**WHAT IS REQUIRED**
Filter the records below and copy every line containing the word "CIENCIAS".

(Collected data)
★ ★ ★

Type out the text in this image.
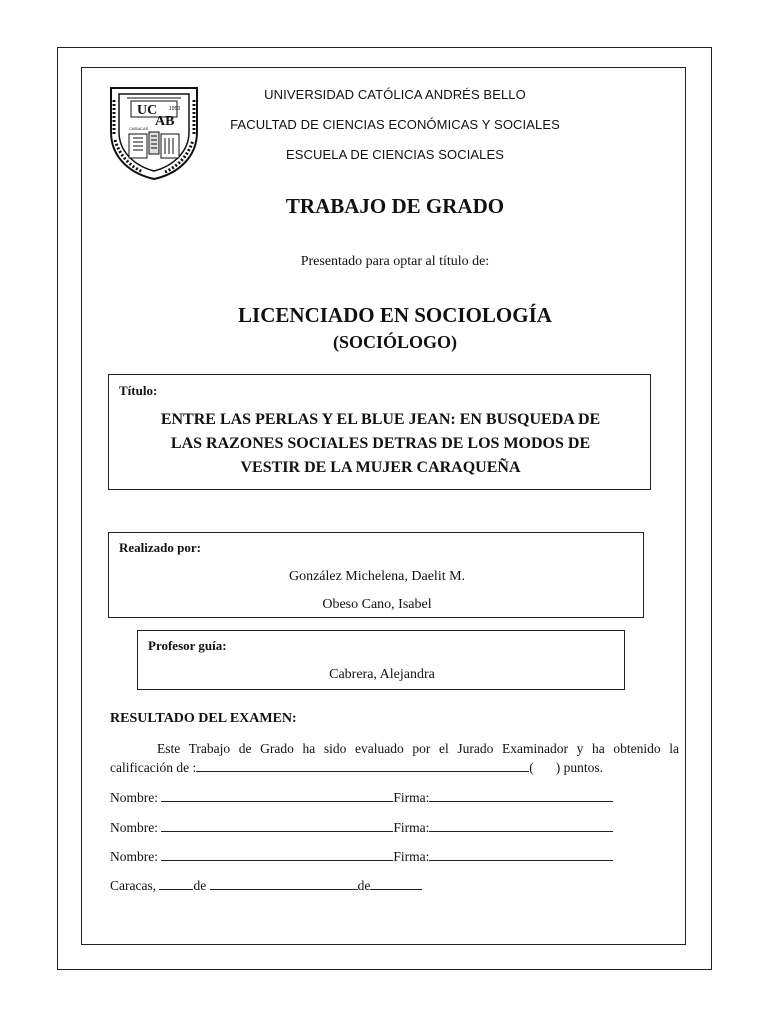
UC
AB
1953
CARACAS
UNIVERSIDAD CATÓLICA ANDRÉS BELLO
FACULTAD DE CIENCIAS ECONÓMICAS Y SOCIALES
ESCUELA DE CIENCIAS SOCIALES
TRABAJO DE GRADO
Presentado para optar al título de:
LICENCIADO EN SOCIOLOGÍA
(SOCIÓLOGO)
Título:
ENTRE LAS PERLAS Y EL BLUE JEAN: EN BUSQUEDA DE
LAS RAZONES SOCIALES DETRAS DE LOS MODOS DE
VESTIR DE LA MUJER CARAQUEÑA
Realizado por:
González Michelena, Daelit M.
Obeso Cano, Isabel
Profesor guía:
Cabrera, Alejandra
RESULTADO DEL EXAMEN:
Este Trabajo de Grado ha sido evaluado por el Jurado Examinador y ha obtenido la
calificación de :	( ) puntos.
Nombre:	Firma:
Nombre:	Firma:
Nombre:	Firma:
Caracas,	de	de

★ ★ ★

**WORKED ANSWER**
FACULTAD DE CIENCIAS ECONÓMICAS Y SOCIALES
ESCUELA DE CIENCIAS SOCIALES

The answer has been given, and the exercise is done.